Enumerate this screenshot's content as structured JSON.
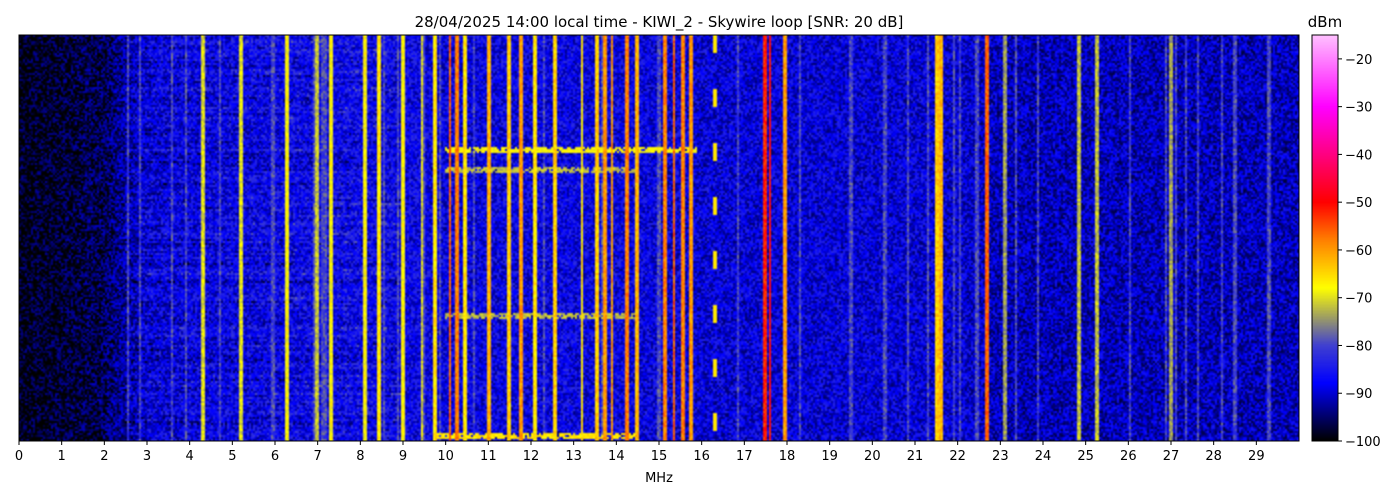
{
  "chart_data": {
    "type": "heatmap",
    "title": "28/04/2025 14:00 local time - KIWI_2 - Skywire loop [SNR: 20 dB]",
    "xlabel": "MHz",
    "xlim": [
      0,
      30
    ],
    "x_ticks": [
      "0",
      "1",
      "2",
      "3",
      "4",
      "5",
      "6",
      "7",
      "8",
      "9",
      "10",
      "11",
      "12",
      "13",
      "14",
      "15",
      "16",
      "17",
      "18",
      "19",
      "20",
      "21",
      "22",
      "23",
      "24",
      "25",
      "26",
      "27",
      "28",
      "29"
    ],
    "colorbar": {
      "label": "dBm",
      "range": [
        -100,
        -15
      ],
      "ticks": [
        "-20",
        "-30",
        "-40",
        "-50",
        "-60",
        "-70",
        "-80",
        "-90",
        "-100"
      ],
      "stops": [
        {
          "value": -100,
          "color": "#000000"
        },
        {
          "value": -88,
          "color": "#0000ff"
        },
        {
          "value": -80,
          "color": "#4040d0"
        },
        {
          "value": -74,
          "color": "#a0a060"
        },
        {
          "value": -68,
          "color": "#ffff00"
        },
        {
          "value": -58,
          "color": "#ff8000"
        },
        {
          "value": -50,
          "color": "#ff0000"
        },
        {
          "value": -40,
          "color": "#ff0080"
        },
        {
          "value": -30,
          "color": "#ff00ff"
        },
        {
          "value": -15,
          "color": "#ffc0ff"
        }
      ]
    },
    "background_level": {
      "mhz": [
        0,
        1,
        2,
        2.5,
        3,
        5,
        8,
        10,
        14,
        16,
        18,
        22,
        23,
        30
      ],
      "dbm": [
        -99,
        -98,
        -96,
        -92,
        -89,
        -88,
        -87,
        -88,
        -88,
        -89,
        -89,
        -89,
        -91,
        -91
      ]
    },
    "strong_signals_mhz": [
      {
        "f": 4.3,
        "dbm": -70
      },
      {
        "f": 5.2,
        "dbm": -70
      },
      {
        "f": 6.3,
        "dbm": -68
      },
      {
        "f": 7.0,
        "dbm": -72
      },
      {
        "f": 7.3,
        "dbm": -68
      },
      {
        "f": 8.1,
        "dbm": -68
      },
      {
        "f": 8.45,
        "dbm": -66
      },
      {
        "f": 9.0,
        "dbm": -68
      },
      {
        "f": 9.45,
        "dbm": -70
      },
      {
        "f": 9.75,
        "dbm": -66
      },
      {
        "f": 10.1,
        "dbm": -56
      },
      {
        "f": 10.25,
        "dbm": -58
      },
      {
        "f": 10.45,
        "dbm": -66
      },
      {
        "f": 11.0,
        "dbm": -62
      },
      {
        "f": 11.5,
        "dbm": -64
      },
      {
        "f": 11.75,
        "dbm": -60
      },
      {
        "f": 12.1,
        "dbm": -66
      },
      {
        "f": 12.55,
        "dbm": -64
      },
      {
        "f": 13.2,
        "dbm": -66
      },
      {
        "f": 13.55,
        "dbm": -64
      },
      {
        "f": 13.75,
        "dbm": -60
      },
      {
        "f": 13.9,
        "dbm": -60
      },
      {
        "f": 14.25,
        "dbm": -58
      },
      {
        "f": 14.5,
        "dbm": -62
      },
      {
        "f": 15.15,
        "dbm": -58
      },
      {
        "f": 15.35,
        "dbm": -56
      },
      {
        "f": 15.55,
        "dbm": -58
      },
      {
        "f": 15.75,
        "dbm": -60
      },
      {
        "f": 17.5,
        "dbm": -52
      },
      {
        "f": 17.6,
        "dbm": -50
      },
      {
        "f": 17.95,
        "dbm": -60
      },
      {
        "f": 21.5,
        "dbm": -64
      },
      {
        "f": 21.6,
        "dbm": -62
      },
      {
        "f": 22.7,
        "dbm": -56
      },
      {
        "f": 23.1,
        "dbm": -74
      },
      {
        "f": 24.85,
        "dbm": -72
      },
      {
        "f": 25.25,
        "dbm": -72
      },
      {
        "f": 27.0,
        "dbm": -74
      }
    ],
    "weak_signals_mhz": [
      2.55,
      2.85,
      3.6,
      3.9,
      4.7,
      5.95,
      6.9,
      7.1,
      7.15,
      7.2,
      8.55,
      8.9,
      9.5,
      9.85,
      10.65,
      11.8,
      12.3,
      13.65,
      15.0,
      16.85,
      18.3,
      19.5,
      20.3,
      20.85,
      21.3,
      21.9,
      22.05,
      22.45,
      23.35,
      23.9,
      26.05,
      26.9,
      27.1,
      27.35,
      27.65,
      28.2,
      28.5,
      29.3
    ],
    "intermittent_signals": [
      {
        "f": 16.3,
        "dbm": -66,
        "pattern": "dashed"
      }
    ],
    "horizontal_bursts": [
      {
        "f_start": 10.0,
        "f_end": 15.9,
        "time_fraction": 0.28,
        "dbm": -68
      },
      {
        "f_start": 10.0,
        "f_end": 14.5,
        "time_fraction": 0.33,
        "dbm": -72
      },
      {
        "f_start": 10.0,
        "f_end": 14.5,
        "time_fraction": 0.69,
        "dbm": -72
      },
      {
        "f_start": 9.8,
        "f_end": 14.5,
        "time_fraction": 0.985,
        "dbm": -66
      }
    ]
  }
}
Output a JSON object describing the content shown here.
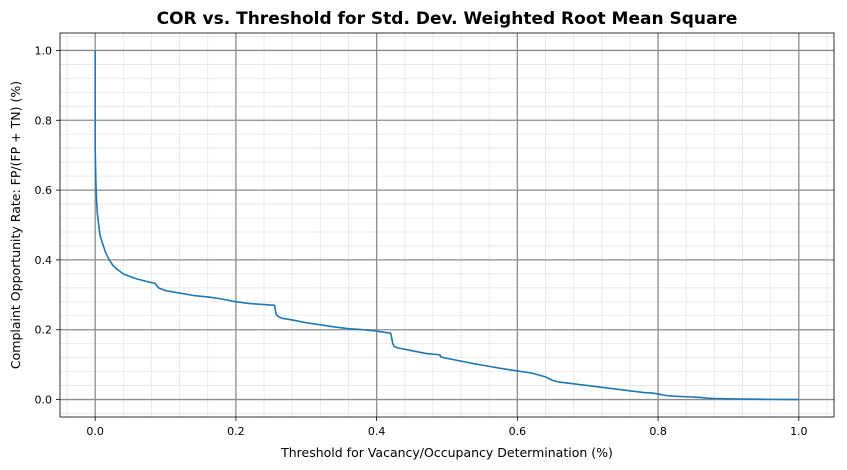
{
  "chart_data": {
    "type": "line",
    "title": "COR vs. Threshold for Std. Dev. Weighted Root Mean Square",
    "xlabel": "Threshold for Vacancy/Occupancy Determination (%)",
    "ylabel": "Complaint Opportunity Rate: FP/(FP + TN) (%)",
    "xlim": [
      -0.05,
      1.05
    ],
    "ylim": [
      -0.05,
      1.05
    ],
    "x_ticks": [
      0.0,
      0.2,
      0.4,
      0.6,
      0.8,
      1.0
    ],
    "x_tick_labels": [
      "0.0",
      "0.2",
      "0.4",
      "0.6",
      "0.8",
      "1.0"
    ],
    "y_ticks": [
      0.0,
      0.2,
      0.4,
      0.6,
      0.8,
      1.0
    ],
    "y_tick_labels": [
      "0.0",
      "0.2",
      "0.4",
      "0.6",
      "0.8",
      "1.0"
    ],
    "grid": true,
    "minor_grid": true,
    "line_color": "#1f77b4",
    "series": [
      {
        "x": [
          0.0,
          0.0,
          0.001,
          0.002,
          0.003,
          0.005,
          0.007,
          0.01,
          0.015,
          0.02,
          0.025,
          0.03,
          0.04,
          0.05,
          0.06,
          0.07,
          0.08,
          0.085,
          0.09,
          0.1,
          0.12,
          0.14,
          0.16,
          0.18,
          0.2,
          0.22,
          0.24,
          0.255,
          0.257,
          0.26,
          0.265,
          0.28,
          0.3,
          0.32,
          0.34,
          0.36,
          0.38,
          0.4,
          0.42,
          0.423,
          0.425,
          0.43,
          0.45,
          0.47,
          0.49,
          0.491,
          0.5,
          0.52,
          0.54,
          0.56,
          0.58,
          0.6,
          0.62,
          0.64,
          0.65,
          0.66,
          0.68,
          0.7,
          0.72,
          0.74,
          0.76,
          0.78,
          0.79,
          0.8,
          0.81,
          0.82,
          0.84,
          0.86,
          0.87,
          0.88,
          0.9,
          0.92,
          0.94,
          0.96,
          1.0
        ],
        "y": [
          1.0,
          0.72,
          0.62,
          0.57,
          0.535,
          0.5,
          0.47,
          0.45,
          0.42,
          0.4,
          0.385,
          0.375,
          0.36,
          0.352,
          0.345,
          0.34,
          0.335,
          0.333,
          0.32,
          0.312,
          0.305,
          0.298,
          0.294,
          0.288,
          0.28,
          0.275,
          0.272,
          0.27,
          0.245,
          0.238,
          0.233,
          0.228,
          0.22,
          0.214,
          0.208,
          0.203,
          0.2,
          0.196,
          0.19,
          0.16,
          0.152,
          0.148,
          0.14,
          0.132,
          0.128,
          0.122,
          0.118,
          0.11,
          0.102,
          0.095,
          0.088,
          0.082,
          0.076,
          0.065,
          0.055,
          0.05,
          0.045,
          0.04,
          0.035,
          0.03,
          0.025,
          0.02,
          0.019,
          0.016,
          0.012,
          0.01,
          0.008,
          0.006,
          0.004,
          0.003,
          0.002,
          0.0015,
          0.001,
          0.0005,
          0.0
        ]
      }
    ]
  }
}
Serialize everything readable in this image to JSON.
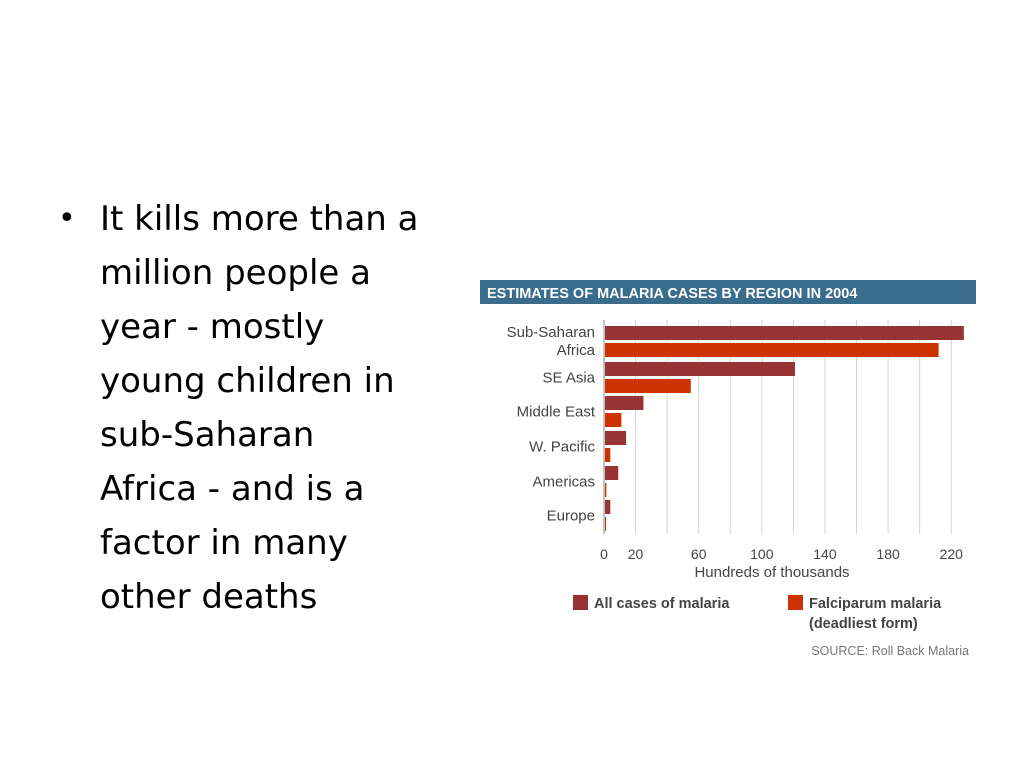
{
  "slide": {
    "bullet": "It kills more than a million people a year - mostly young children in sub-Saharan Africa - and is a factor in many other deaths",
    "bullet_lines": [
      "It kills more than a",
      "million people a",
      "year - mostly",
      "young children in",
      "sub-Saharan",
      "Africa - and is a",
      "factor in many",
      "other deaths"
    ],
    "bullet_symbol": "•"
  },
  "chart_data": {
    "type": "bar",
    "orientation": "horizontal",
    "title": "ESTIMATES OF MALARIA CASES BY REGION IN 2004",
    "categories": [
      [
        "Sub-Saharan",
        "Africa"
      ],
      [
        "SE Asia"
      ],
      [
        "Middle East"
      ],
      [
        "W. Pacific"
      ],
      [
        "Americas"
      ],
      [
        "Europe"
      ]
    ],
    "series": [
      {
        "name": "All cases of malaria",
        "color": "#993333",
        "values": [
          228,
          121,
          25,
          14,
          9,
          4
        ]
      },
      {
        "name": "Falciparum malaria (deadliest form)",
        "name_lines": [
          "Falciparum malaria",
          "(deadliest form)"
        ],
        "color": "#cc3300",
        "values": [
          212,
          55,
          11,
          4,
          1.5,
          0.5
        ]
      }
    ],
    "xlabel": "Hundreds of thousands",
    "xticks": [
      0,
      20,
      60,
      100,
      140,
      180,
      220
    ],
    "xlim": [
      0,
      230
    ],
    "grid": true,
    "legend": "bottom",
    "source": "SOURCE: Roll Back Malaria",
    "colors": {
      "title_bg": "#3a6d8c",
      "title_text": "#ffffff",
      "grid": "#d4d4d4",
      "axis_text": "#444444"
    }
  }
}
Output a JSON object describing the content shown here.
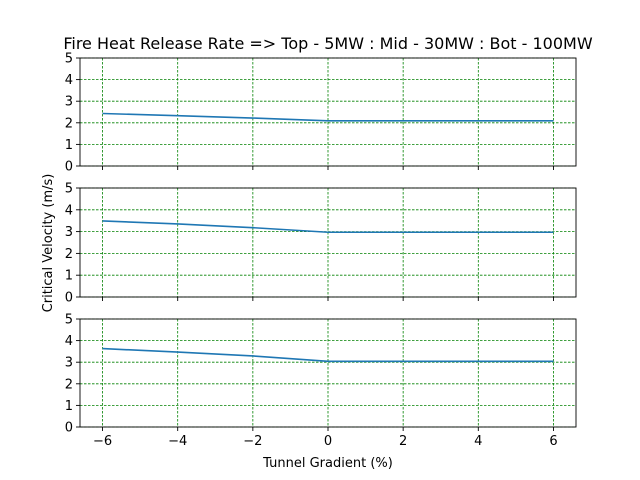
{
  "figure": {
    "title": "Fire Heat Release Rate => Top - 5MW : Mid - 30MW : Bot - 100MW",
    "xlabel": "Tunnel Gradient (%)",
    "ylabel": "Critical Velocity (m/s)"
  },
  "colors": {
    "line": "#1f77b4",
    "grid": "#008000",
    "axes": "#000000",
    "background": "#ffffff"
  },
  "chart_data": [
    {
      "type": "line",
      "panel": "top",
      "title": "Fire Heat Release Rate => Top - 5MW : Mid - 30MW : Bot - 100MW",
      "xlabel": "",
      "ylabel": "",
      "x": [
        -6,
        -4,
        -2,
        0,
        2,
        4,
        6
      ],
      "series": [
        {
          "values": [
            2.43,
            2.33,
            2.22,
            2.09,
            2.09,
            2.09,
            2.09
          ]
        }
      ],
      "xlim": [
        -6.6,
        6.6
      ],
      "ylim": [
        0,
        5
      ],
      "xticks": [
        -6,
        -4,
        -2,
        0,
        2,
        4,
        6
      ],
      "xticklabels": [
        "",
        "",
        "",
        "",
        "",
        "",
        ""
      ],
      "yticks": [
        0,
        1,
        2,
        3,
        4,
        5
      ],
      "yticklabels": [
        "0",
        "1",
        "2",
        "3",
        "4",
        "5"
      ],
      "grid": true
    },
    {
      "type": "line",
      "panel": "middle",
      "xlabel": "",
      "ylabel": "Critical Velocity (m/s)",
      "x": [
        -6,
        -4,
        -2,
        0,
        2,
        4,
        6
      ],
      "series": [
        {
          "values": [
            3.49,
            3.35,
            3.18,
            2.97,
            2.97,
            2.97,
            2.97
          ]
        }
      ],
      "xlim": [
        -6.6,
        6.6
      ],
      "ylim": [
        0,
        5
      ],
      "xticks": [
        -6,
        -4,
        -2,
        0,
        2,
        4,
        6
      ],
      "xticklabels": [
        "",
        "",
        "",
        "",
        "",
        "",
        ""
      ],
      "yticks": [
        0,
        1,
        2,
        3,
        4,
        5
      ],
      "yticklabels": [
        "0",
        "1",
        "2",
        "3",
        "4",
        "5"
      ],
      "grid": true
    },
    {
      "type": "line",
      "panel": "bottom",
      "xlabel": "Tunnel Gradient (%)",
      "ylabel": "",
      "x": [
        -6,
        -4,
        -2,
        0,
        2,
        4,
        6
      ],
      "series": [
        {
          "values": [
            3.63,
            3.47,
            3.29,
            3.04,
            3.04,
            3.04,
            3.04
          ]
        }
      ],
      "xlim": [
        -6.6,
        6.6
      ],
      "ylim": [
        0,
        5
      ],
      "xticks": [
        -6,
        -4,
        -2,
        0,
        2,
        4,
        6
      ],
      "xticklabels": [
        "−6",
        "−4",
        "−2",
        "0",
        "2",
        "4",
        "6"
      ],
      "yticks": [
        0,
        1,
        2,
        3,
        4,
        5
      ],
      "yticklabels": [
        "0",
        "1",
        "2",
        "3",
        "4",
        "5"
      ],
      "grid": true
    }
  ]
}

----------

The exercise:
Copy the lines from the entries above in which the word "Velocity" appears.

Complete response:
    "ylabel": "Critical Velocity (m/s)"
      "ylabel": "Critical Velocity (m/s)",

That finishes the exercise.